** Begin RECORD EXCERPTS **

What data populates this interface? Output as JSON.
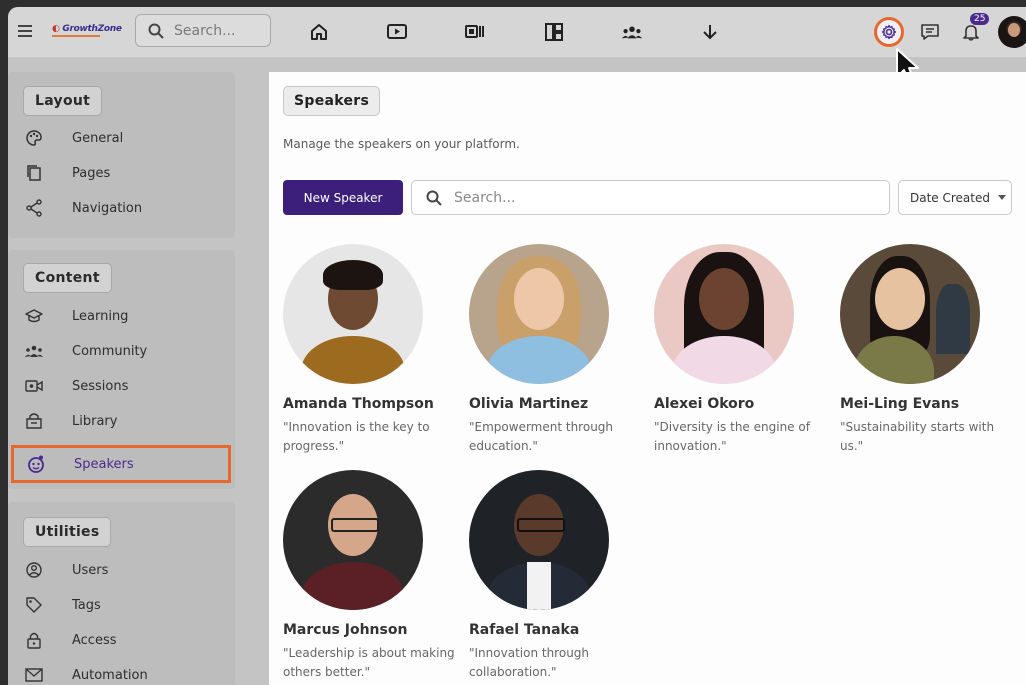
{
  "topbar": {
    "logo_text": "GrowthZone",
    "search_placeholder": "Search...",
    "notification_count": "25"
  },
  "icons": {
    "menu": "hamburger-icon",
    "home": "home-icon",
    "sessions": "play-icon",
    "library": "library-icon",
    "layout": "layout-icon",
    "community": "people-icon",
    "download": "arrow-down-icon",
    "settings": "gear-icon",
    "messages": "chat-icon",
    "notifications": "bell-icon"
  },
  "sidebar": {
    "layout_title": "Layout",
    "layout_items": [
      {
        "label": "General",
        "icon": "palette-icon"
      },
      {
        "label": "Pages",
        "icon": "pages-icon"
      },
      {
        "label": "Navigation",
        "icon": "share-icon"
      }
    ],
    "content_title": "Content",
    "content_items": [
      {
        "label": "Learning",
        "icon": "graduation-cap-icon"
      },
      {
        "label": "Community",
        "icon": "people-icon"
      },
      {
        "label": "Sessions",
        "icon": "video-icon"
      },
      {
        "label": "Library",
        "icon": "box-icon"
      },
      {
        "label": "Speakers",
        "icon": "speaker-icon",
        "active": true
      }
    ],
    "utilities_title": "Utilities",
    "utilities_items": [
      {
        "label": "Users",
        "icon": "users-icon"
      },
      {
        "label": "Tags",
        "icon": "tag-icon"
      },
      {
        "label": "Access",
        "icon": "lock-icon"
      },
      {
        "label": "Automation",
        "icon": "mail-icon"
      }
    ]
  },
  "main": {
    "title": "Speakers",
    "subtitle": "Manage the speakers on your platform.",
    "new_button": "New Speaker",
    "search_placeholder": "Search...",
    "sort_label": "Date Created"
  },
  "speakers": [
    {
      "name": "Amanda Thompson",
      "quote": "\"Innovation is the key to progress.\""
    },
    {
      "name": "Olivia Martinez",
      "quote": "\"Empowerment through education.\""
    },
    {
      "name": "Alexei Okoro",
      "quote": "\"Diversity is the engine of innovation.\""
    },
    {
      "name": "Mei-Ling Evans",
      "quote": "\"Sustainability starts with us.\""
    },
    {
      "name": "Marcus Johnson",
      "quote": "\"Leadership is about making others better.\""
    },
    {
      "name": "Rafael Tanaka",
      "quote": "\"Innovation through collaboration.\""
    }
  ]
}
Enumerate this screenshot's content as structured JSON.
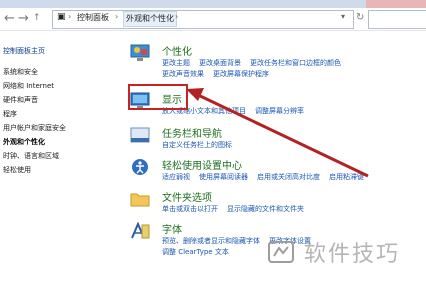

** End RECORD EXCERPTS **

- YOUR INSTRUCTIONS
Find each line holding "JSON". Copy it out.

- EXERCISE RESULT
What data populates this interface? Output as JSON.
Enumerate this screenshot's content as structured JSON.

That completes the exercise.